_EXERCISE MATERIALS_

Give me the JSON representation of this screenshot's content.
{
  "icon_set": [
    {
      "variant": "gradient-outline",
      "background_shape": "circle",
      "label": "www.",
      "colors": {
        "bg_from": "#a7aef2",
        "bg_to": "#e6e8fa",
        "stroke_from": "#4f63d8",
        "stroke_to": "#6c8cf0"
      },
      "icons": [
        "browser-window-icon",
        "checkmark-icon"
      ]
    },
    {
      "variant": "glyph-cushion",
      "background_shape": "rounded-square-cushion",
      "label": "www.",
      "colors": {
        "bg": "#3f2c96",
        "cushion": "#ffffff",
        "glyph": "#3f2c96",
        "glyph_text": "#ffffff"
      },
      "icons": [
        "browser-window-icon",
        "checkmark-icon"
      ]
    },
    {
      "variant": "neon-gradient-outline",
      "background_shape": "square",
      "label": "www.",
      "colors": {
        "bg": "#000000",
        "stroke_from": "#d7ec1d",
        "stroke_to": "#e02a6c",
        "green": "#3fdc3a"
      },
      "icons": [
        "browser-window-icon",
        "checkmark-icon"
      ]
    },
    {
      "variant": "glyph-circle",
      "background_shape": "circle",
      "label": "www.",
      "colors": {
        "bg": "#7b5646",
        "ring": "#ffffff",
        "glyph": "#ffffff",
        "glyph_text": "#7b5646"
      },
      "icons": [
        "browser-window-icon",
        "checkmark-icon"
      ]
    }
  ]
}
--
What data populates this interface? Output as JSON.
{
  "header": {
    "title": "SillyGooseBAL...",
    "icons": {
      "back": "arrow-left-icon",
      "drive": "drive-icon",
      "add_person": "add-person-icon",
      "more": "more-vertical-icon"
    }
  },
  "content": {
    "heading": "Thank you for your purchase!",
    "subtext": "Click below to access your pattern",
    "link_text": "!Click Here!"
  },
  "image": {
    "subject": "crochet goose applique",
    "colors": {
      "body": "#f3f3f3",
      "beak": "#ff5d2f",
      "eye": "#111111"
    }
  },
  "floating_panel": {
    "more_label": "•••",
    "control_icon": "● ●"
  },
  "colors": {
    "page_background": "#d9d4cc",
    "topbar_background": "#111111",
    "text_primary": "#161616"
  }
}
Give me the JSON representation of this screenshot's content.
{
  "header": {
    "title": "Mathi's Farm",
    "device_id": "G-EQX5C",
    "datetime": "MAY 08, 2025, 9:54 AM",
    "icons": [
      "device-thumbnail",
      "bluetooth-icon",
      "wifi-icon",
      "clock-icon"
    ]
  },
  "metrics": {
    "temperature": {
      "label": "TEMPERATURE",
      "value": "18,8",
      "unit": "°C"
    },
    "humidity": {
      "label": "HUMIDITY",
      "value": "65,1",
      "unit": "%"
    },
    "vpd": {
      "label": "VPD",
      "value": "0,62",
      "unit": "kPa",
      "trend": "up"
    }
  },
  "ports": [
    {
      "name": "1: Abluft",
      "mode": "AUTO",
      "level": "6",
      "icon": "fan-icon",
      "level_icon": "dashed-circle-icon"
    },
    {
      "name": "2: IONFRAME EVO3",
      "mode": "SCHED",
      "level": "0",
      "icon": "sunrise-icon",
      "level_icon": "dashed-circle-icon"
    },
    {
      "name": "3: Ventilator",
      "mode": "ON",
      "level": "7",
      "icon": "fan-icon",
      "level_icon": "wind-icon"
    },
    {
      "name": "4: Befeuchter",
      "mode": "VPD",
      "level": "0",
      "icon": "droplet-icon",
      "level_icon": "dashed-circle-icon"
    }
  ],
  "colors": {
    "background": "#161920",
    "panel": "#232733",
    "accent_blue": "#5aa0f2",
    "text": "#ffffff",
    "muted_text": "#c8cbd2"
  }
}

_TASK BRIEF_
Gather up every line in the data above that contains the word "square", copying each one.

_WRITTEN ANSWER_
      "background_shape": "rounded-square-cushion",
      "background_shape": "square",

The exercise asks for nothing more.